[Excerpted data start]

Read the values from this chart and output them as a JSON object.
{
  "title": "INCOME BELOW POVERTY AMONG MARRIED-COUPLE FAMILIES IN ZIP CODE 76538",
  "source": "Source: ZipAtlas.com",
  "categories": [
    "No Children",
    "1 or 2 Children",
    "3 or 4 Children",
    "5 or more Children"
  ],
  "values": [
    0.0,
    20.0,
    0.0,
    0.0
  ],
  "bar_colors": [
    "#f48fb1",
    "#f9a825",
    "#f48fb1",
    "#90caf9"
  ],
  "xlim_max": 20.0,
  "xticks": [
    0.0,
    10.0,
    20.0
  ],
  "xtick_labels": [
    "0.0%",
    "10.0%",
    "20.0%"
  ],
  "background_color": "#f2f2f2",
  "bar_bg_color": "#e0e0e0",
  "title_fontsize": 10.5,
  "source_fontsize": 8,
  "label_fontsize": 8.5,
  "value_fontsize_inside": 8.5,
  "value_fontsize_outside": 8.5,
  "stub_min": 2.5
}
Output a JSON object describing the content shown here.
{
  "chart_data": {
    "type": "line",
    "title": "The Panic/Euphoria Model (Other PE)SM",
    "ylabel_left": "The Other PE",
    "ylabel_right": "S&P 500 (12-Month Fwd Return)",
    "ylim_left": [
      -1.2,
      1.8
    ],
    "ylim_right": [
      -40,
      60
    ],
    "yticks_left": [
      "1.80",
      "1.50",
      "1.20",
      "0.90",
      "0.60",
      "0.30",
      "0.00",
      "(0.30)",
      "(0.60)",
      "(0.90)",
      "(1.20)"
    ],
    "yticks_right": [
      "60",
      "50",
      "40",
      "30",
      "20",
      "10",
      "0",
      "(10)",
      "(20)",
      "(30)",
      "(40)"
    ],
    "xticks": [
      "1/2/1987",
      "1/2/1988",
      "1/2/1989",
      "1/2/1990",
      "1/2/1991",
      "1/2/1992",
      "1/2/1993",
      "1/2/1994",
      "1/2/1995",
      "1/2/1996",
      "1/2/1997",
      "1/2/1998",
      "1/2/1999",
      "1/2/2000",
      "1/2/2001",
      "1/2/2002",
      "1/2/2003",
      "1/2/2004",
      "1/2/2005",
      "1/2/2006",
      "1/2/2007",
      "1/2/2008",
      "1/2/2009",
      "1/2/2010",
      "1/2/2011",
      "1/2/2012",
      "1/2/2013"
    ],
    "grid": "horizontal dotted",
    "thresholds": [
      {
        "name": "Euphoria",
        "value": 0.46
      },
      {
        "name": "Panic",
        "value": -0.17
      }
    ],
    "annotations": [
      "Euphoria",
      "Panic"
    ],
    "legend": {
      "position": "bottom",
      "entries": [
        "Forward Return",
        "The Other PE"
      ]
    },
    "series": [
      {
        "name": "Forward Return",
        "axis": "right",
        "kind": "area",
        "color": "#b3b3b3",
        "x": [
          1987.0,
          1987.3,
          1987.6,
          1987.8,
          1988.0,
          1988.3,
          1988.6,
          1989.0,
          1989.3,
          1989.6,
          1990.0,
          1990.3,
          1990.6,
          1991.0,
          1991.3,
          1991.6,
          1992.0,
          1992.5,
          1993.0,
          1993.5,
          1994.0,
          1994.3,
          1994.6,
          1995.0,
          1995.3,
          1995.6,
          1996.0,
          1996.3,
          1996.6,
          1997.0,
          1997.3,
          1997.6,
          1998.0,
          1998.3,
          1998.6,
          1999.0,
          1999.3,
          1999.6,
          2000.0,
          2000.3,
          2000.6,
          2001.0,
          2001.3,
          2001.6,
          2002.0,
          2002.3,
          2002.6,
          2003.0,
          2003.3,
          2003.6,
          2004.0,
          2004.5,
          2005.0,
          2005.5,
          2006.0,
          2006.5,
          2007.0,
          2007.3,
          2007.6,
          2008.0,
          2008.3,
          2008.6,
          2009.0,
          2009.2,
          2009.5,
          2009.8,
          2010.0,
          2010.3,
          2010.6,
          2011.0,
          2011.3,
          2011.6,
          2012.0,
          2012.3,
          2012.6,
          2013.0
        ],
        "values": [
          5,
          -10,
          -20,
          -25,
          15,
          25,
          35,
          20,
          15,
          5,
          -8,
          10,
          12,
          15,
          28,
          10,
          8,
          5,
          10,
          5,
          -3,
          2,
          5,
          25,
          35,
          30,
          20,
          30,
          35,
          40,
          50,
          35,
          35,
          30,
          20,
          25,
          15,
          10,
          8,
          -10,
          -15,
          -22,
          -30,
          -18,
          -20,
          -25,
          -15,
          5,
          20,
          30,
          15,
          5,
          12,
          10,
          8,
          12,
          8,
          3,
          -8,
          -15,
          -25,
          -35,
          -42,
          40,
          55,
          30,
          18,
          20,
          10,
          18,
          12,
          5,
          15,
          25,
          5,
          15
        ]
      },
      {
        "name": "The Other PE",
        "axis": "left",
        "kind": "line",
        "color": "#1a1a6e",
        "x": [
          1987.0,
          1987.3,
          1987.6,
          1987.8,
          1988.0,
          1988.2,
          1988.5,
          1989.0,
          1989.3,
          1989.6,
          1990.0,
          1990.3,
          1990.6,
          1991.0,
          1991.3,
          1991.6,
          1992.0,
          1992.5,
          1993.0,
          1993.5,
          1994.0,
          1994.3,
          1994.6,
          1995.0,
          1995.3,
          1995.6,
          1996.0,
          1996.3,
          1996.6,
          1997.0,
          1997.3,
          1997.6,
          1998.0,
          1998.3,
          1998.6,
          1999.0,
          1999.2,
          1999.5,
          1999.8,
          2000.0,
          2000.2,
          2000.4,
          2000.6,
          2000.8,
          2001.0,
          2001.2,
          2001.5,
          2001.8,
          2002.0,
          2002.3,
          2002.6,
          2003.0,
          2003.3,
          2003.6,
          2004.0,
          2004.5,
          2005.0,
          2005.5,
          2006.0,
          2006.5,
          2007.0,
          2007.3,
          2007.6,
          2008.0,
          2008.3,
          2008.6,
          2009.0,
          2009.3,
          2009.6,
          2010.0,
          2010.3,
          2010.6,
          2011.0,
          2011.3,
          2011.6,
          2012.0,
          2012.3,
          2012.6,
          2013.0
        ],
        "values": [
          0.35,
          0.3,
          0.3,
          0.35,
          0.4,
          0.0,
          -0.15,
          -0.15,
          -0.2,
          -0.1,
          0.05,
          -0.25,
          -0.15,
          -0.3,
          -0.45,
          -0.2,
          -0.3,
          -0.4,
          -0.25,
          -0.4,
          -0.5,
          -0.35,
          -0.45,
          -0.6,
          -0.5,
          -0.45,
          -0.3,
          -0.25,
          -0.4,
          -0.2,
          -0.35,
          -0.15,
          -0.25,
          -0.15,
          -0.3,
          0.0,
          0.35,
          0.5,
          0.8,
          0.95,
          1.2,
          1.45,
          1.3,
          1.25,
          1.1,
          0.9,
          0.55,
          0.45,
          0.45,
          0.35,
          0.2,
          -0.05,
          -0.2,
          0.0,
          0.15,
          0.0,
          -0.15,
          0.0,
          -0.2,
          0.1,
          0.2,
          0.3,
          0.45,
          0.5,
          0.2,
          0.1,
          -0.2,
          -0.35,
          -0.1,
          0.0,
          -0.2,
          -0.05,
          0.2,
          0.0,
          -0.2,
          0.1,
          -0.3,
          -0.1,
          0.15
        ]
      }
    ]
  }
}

[Excerpted data end]

What this task involves: Select all lines in the listing above where the word "Children" appears, and show them.

Expected output:
    "No Children",
    "1 or 2 Children",
    "3 or 4 Children",
    "5 or more Children"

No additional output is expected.